→ **BRIEF**
The data below should be printed in full, exactly, and without any of its images.
— start PROVIDED ENTRIES —
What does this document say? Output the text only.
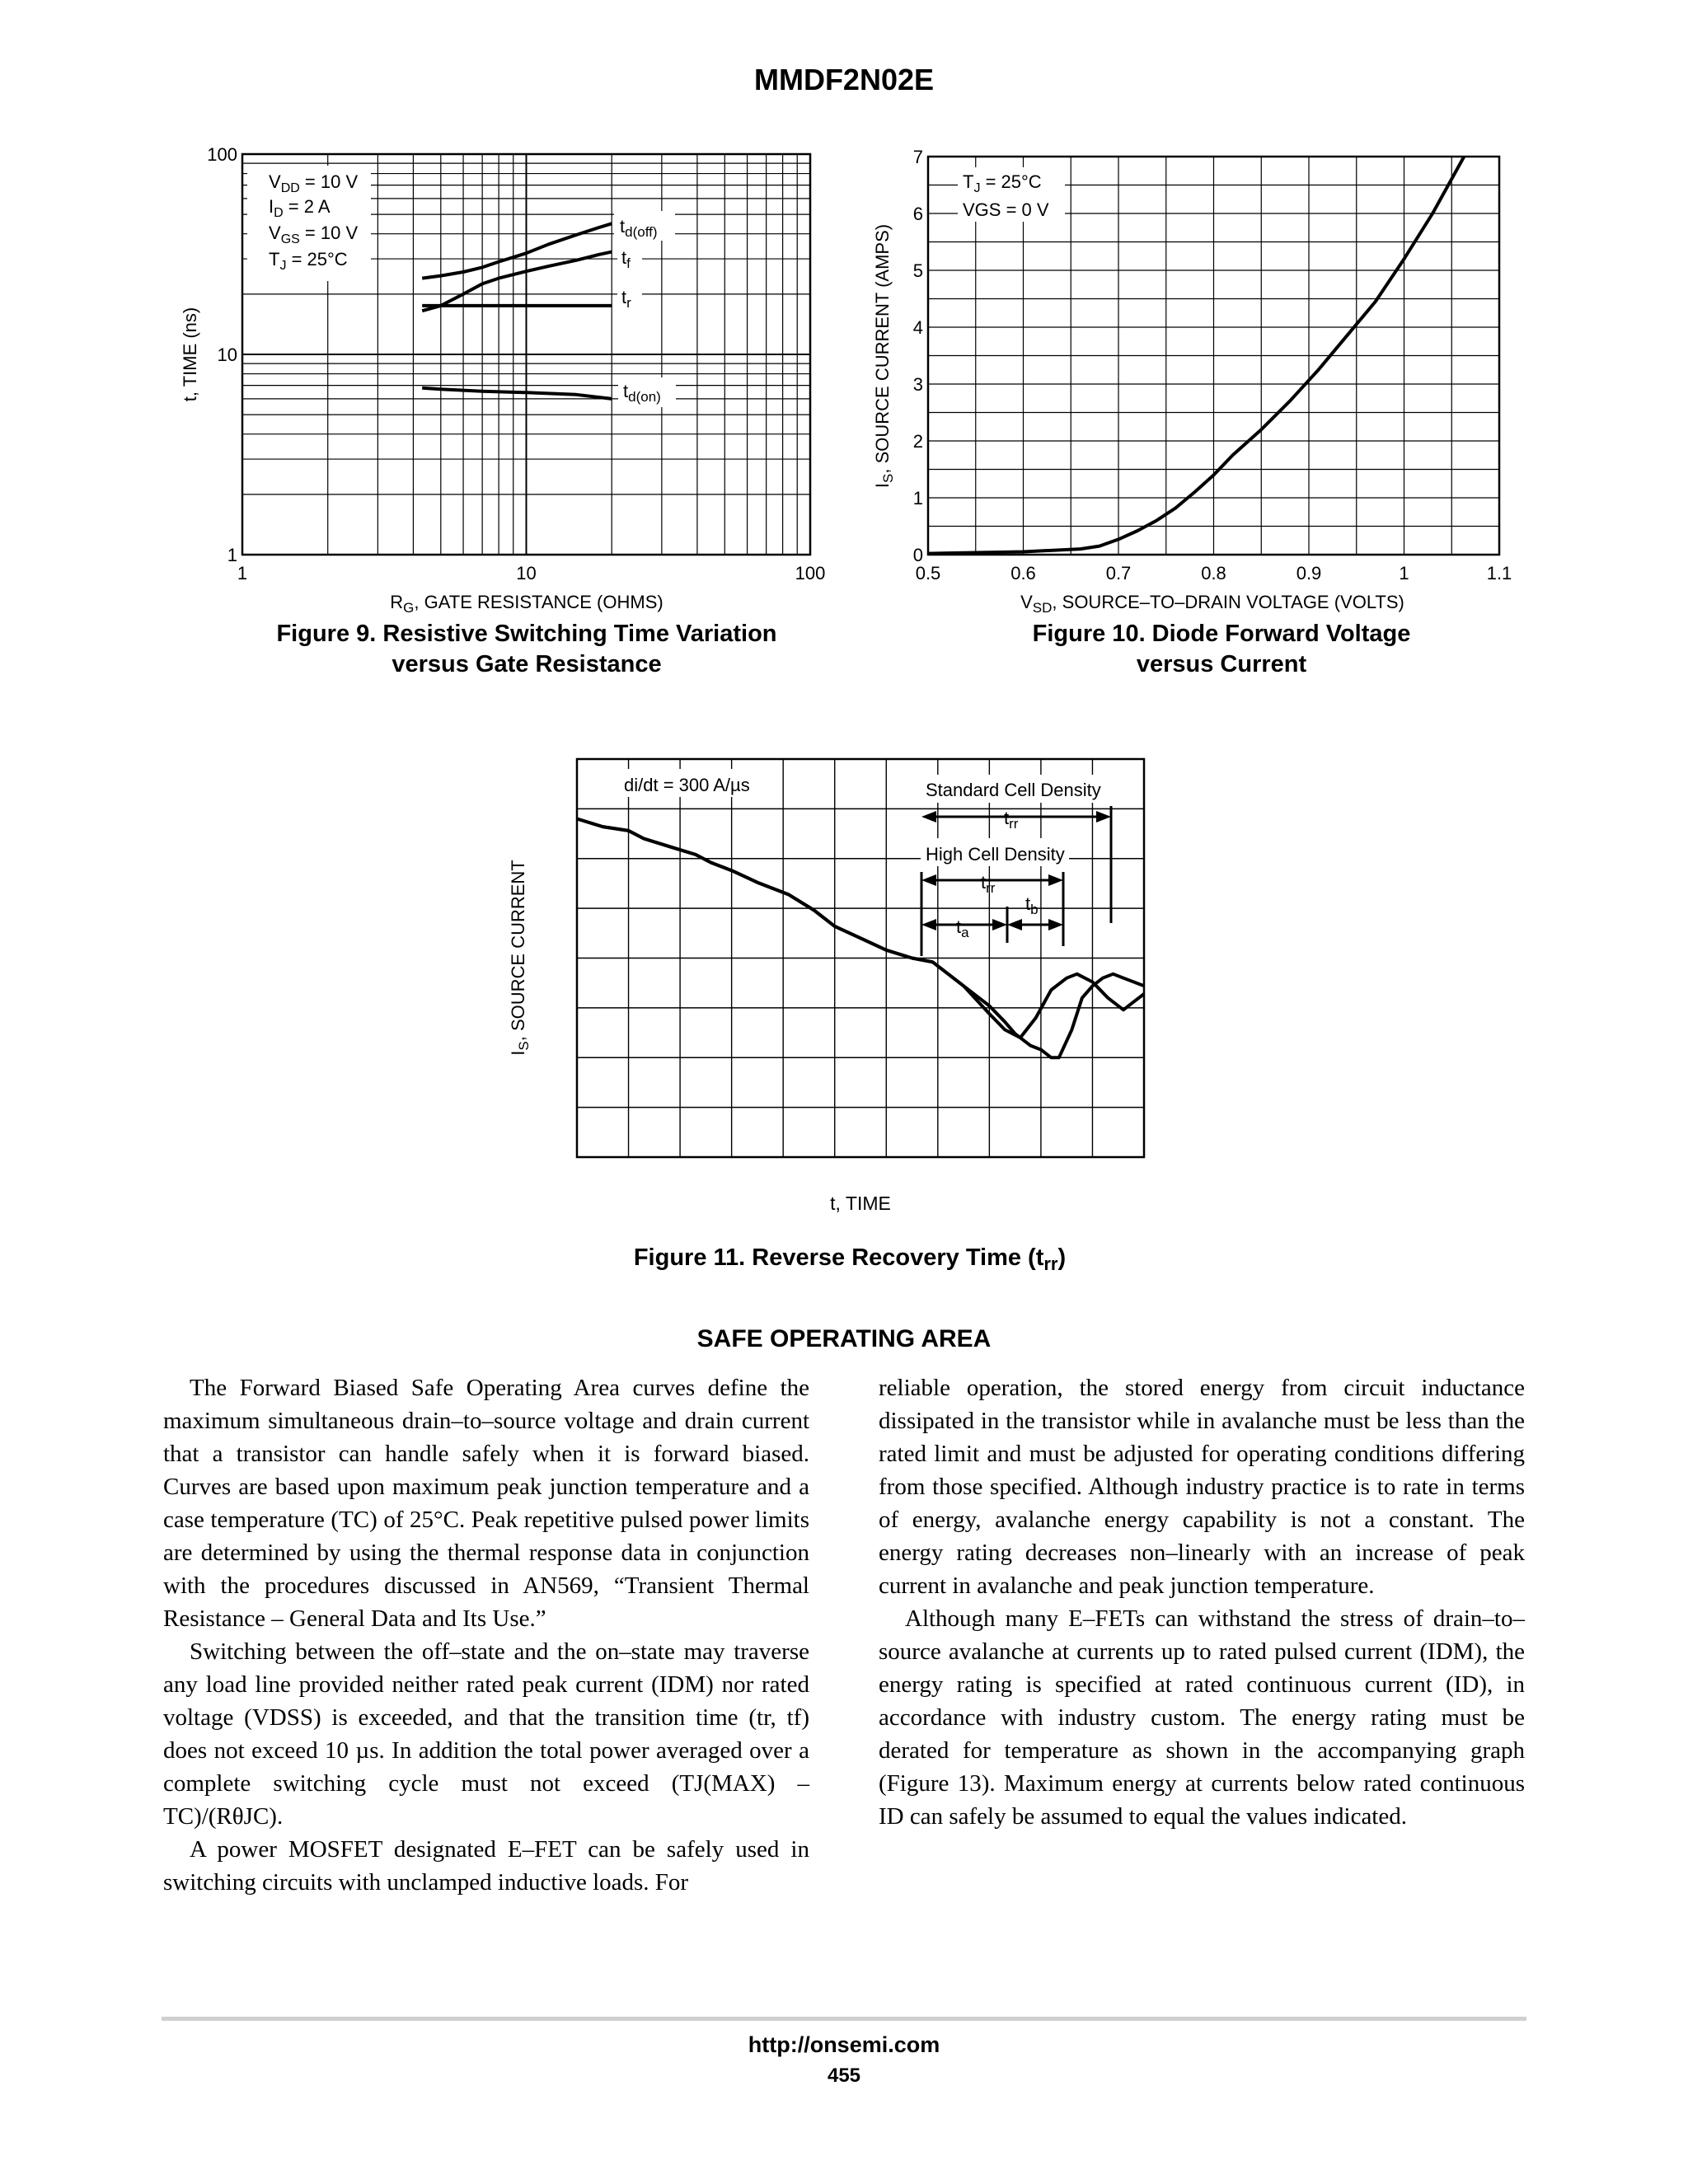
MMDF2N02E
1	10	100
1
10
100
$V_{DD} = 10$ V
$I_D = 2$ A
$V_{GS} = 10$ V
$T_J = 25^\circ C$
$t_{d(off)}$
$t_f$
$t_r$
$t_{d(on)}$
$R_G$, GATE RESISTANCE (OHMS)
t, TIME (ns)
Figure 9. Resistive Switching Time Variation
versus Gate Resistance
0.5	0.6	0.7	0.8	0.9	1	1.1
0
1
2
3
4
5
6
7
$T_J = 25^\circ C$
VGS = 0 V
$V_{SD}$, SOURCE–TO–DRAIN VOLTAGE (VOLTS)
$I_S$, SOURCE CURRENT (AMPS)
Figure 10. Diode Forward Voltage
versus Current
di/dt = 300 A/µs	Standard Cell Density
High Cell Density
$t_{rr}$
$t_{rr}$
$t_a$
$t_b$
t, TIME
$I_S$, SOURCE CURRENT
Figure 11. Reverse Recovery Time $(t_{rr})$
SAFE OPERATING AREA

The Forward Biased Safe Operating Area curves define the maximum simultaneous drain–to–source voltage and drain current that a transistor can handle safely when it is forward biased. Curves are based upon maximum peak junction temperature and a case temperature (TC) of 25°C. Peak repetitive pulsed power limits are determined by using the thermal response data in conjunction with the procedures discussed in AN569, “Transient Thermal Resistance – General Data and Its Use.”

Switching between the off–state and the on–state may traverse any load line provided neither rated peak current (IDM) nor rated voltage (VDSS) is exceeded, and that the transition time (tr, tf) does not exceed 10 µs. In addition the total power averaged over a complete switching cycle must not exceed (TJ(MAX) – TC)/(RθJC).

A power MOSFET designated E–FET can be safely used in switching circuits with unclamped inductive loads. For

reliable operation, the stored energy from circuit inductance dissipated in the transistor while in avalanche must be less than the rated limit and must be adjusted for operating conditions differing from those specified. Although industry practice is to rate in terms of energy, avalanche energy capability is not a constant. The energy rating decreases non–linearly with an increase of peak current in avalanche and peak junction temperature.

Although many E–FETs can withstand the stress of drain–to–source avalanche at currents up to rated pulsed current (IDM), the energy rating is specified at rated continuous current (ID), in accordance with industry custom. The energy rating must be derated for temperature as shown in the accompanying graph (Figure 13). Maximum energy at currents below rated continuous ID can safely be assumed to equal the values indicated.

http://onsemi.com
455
— end PROVIDED ENTRIES —
→ **RESULT FOR THIS EXERCISE**
What does this document say? Output the text only.
MMDF2N02E
1	10	100
1
10
100
$V_{DD} = 10$ V
$I_D = 2$ A
$V_{GS} = 10$ V
$T_J = 25^\circ C$
$t_{d(off)}$
$t_f$
$t_r$
$t_{d(on)}$
$R_G$, GATE RESISTANCE (OHMS)
t, TIME (ns)
Figure 9. Resistive Switching Time Variation
versus Gate Resistance
0.5	0.6	0.7	0.8	0.9	1	1.1
0
1
2
3
4
5
6
7
$T_J = 25^\circ C$
VGS = 0 V
$V_{SD}$, SOURCE–TO–DRAIN VOLTAGE (VOLTS)
$I_S$, SOURCE CURRENT (AMPS)
Figure 10. Diode Forward Voltage
versus Current
di/dt = 300 A/µs	Standard Cell Density
High Cell Density
$t_{rr}$
$t_{rr}$
$t_a$
$t_b$
t, TIME
$I_S$, SOURCE CURRENT
Figure 11. Reverse Recovery Time $(t_{rr})$
SAFE OPERATING AREA

The Forward Biased Safe Operating Area curves define the maximum simultaneous drain–to–source voltage and drain current that a transistor can handle safely when it is forward biased. Curves are based upon maximum peak junction temperature and a case temperature (TC) of 25°C. Peak repetitive pulsed power limits are determined by using the thermal response data in conjunction with the procedures discussed in AN569, “Transient Thermal Resistance – General Data and Its Use.”

Switching between the off–state and the on–state may traverse any load line provided neither rated peak current (IDM) nor rated voltage (VDSS) is exceeded, and that the transition time (tr, tf) does not exceed 10 µs. In addition the total power averaged over a complete switching cycle must not exceed (TJ(MAX) – TC)/(RθJC).

A power MOSFET designated E–FET can be safely used in switching circuits with unclamped inductive loads. For

reliable operation, the stored energy from circuit inductance dissipated in the transistor while in avalanche must be less than the rated limit and must be adjusted for operating conditions differing from those specified. Although industry practice is to rate in terms of energy, avalanche energy capability is not a constant. The energy rating decreases non–linearly with an increase of peak current in avalanche and peak junction temperature.

Although many E–FETs can withstand the stress of drain–to–source avalanche at currents up to rated pulsed current (IDM), the energy rating is specified at rated continuous current (ID), in accordance with industry custom. The energy rating must be derated for temperature as shown in the accompanying graph (Figure 13). Maximum energy at currents below rated continuous ID can safely be assumed to equal the values indicated.

http://onsemi.com
455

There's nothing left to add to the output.